● Work instructions
Extract the complete listing and repeat it word for word.

▼

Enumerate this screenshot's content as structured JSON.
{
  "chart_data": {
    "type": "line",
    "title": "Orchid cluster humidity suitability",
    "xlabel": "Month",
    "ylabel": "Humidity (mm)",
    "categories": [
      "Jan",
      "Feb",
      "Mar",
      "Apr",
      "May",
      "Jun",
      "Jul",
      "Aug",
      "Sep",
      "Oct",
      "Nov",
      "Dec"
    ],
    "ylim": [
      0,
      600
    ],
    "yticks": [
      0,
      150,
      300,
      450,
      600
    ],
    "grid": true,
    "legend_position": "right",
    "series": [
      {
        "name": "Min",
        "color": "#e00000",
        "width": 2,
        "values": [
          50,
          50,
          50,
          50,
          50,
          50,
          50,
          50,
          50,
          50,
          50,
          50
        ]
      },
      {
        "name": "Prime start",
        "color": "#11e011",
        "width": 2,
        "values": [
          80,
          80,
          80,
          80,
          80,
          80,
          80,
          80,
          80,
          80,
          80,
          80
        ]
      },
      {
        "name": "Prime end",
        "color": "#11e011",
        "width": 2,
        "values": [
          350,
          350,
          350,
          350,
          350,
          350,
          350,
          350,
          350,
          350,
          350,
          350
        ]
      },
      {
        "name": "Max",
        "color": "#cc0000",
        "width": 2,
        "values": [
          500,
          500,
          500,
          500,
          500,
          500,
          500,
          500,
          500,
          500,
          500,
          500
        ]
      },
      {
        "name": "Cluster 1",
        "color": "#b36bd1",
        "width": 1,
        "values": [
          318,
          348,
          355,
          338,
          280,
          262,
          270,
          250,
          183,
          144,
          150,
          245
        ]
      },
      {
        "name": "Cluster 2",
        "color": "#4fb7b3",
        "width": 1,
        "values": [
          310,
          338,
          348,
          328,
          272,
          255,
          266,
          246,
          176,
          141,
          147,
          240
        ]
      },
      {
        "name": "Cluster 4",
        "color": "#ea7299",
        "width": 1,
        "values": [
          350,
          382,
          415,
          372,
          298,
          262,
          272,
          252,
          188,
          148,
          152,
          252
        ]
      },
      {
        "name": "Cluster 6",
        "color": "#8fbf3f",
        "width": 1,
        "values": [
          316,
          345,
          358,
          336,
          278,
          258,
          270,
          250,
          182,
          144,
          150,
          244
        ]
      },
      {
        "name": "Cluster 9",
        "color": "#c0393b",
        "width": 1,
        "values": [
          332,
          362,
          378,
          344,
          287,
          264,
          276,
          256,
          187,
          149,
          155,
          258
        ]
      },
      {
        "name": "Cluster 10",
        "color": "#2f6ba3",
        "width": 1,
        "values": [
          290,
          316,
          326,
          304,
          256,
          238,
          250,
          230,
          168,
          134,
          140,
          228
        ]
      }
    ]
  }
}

▲

● Worked answer
Enumerate this screenshot's content as structured JSON.
{
  "chart_data": {
    "type": "line",
    "title": "Orchid cluster humidity suitability",
    "xlabel": "Month",
    "ylabel": "Humidity (mm)",
    "categories": [
      "Jan",
      "Feb",
      "Mar",
      "Apr",
      "May",
      "Jun",
      "Jul",
      "Aug",
      "Sep",
      "Oct",
      "Nov",
      "Dec"
    ],
    "ylim": [
      0,
      600
    ],
    "yticks": [
      0,
      150,
      300,
      450,
      600
    ],
    "grid": true,
    "legend_position": "right",
    "series": [
      {
        "name": "Min",
        "color": "#e00000",
        "width": 2,
        "values": [
          50,
          50,
          50,
          50,
          50,
          50,
          50,
          50,
          50,
          50,
          50,
          50
        ]
      },
      {
        "name": "Prime start",
        "color": "#11e011",
        "width": 2,
        "values": [
          80,
          80,
          80,
          80,
          80,
          80,
          80,
          80,
          80,
          80,
          80,
          80
        ]
      },
      {
        "name": "Prime end",
        "color": "#11e011",
        "width": 2,
        "values": [
          350,
          350,
          350,
          350,
          350,
          350,
          350,
          350,
          350,
          350,
          350,
          350
        ]
      },
      {
        "name": "Max",
        "color": "#cc0000",
        "width": 2,
        "values": [
          500,
          500,
          500,
          500,
          500,
          500,
          500,
          500,
          500,
          500,
          500,
          500
        ]
      },
      {
        "name": "Cluster 1",
        "color": "#b36bd1",
        "width": 1,
        "values": [
          318,
          348,
          355,
          338,
          280,
          262,
          270,
          250,
          183,
          144,
          150,
          245
        ]
      },
      {
        "name": "Cluster 2",
        "color": "#4fb7b3",
        "width": 1,
        "values": [
          310,
          338,
          348,
          328,
          272,
          255,
          266,
          246,
          176,
          141,
          147,
          240
        ]
      },
      {
        "name": "Cluster 4",
        "color": "#ea7299",
        "width": 1,
        "values": [
          350,
          382,
          415,
          372,
          298,
          262,
          272,
          252,
          188,
          148,
          152,
          252
        ]
      },
      {
        "name": "Cluster 6",
        "color": "#8fbf3f",
        "width": 1,
        "values": [
          316,
          345,
          358,
          336,
          278,
          258,
          270,
          250,
          182,
          144,
          150,
          244
        ]
      },
      {
        "name": "Cluster 9",
        "color": "#c0393b",
        "width": 1,
        "values": [
          332,
          362,
          378,
          344,
          287,
          264,
          276,
          256,
          187,
          149,
          155,
          258
        ]
      },
      {
        "name": "Cluster 10",
        "color": "#2f6ba3",
        "width": 1,
        "values": [
          290,
          316,
          326,
          304,
          256,
          238,
          250,
          230,
          168,
          134,
          140,
          228
        ]
      }
    ]
  }
}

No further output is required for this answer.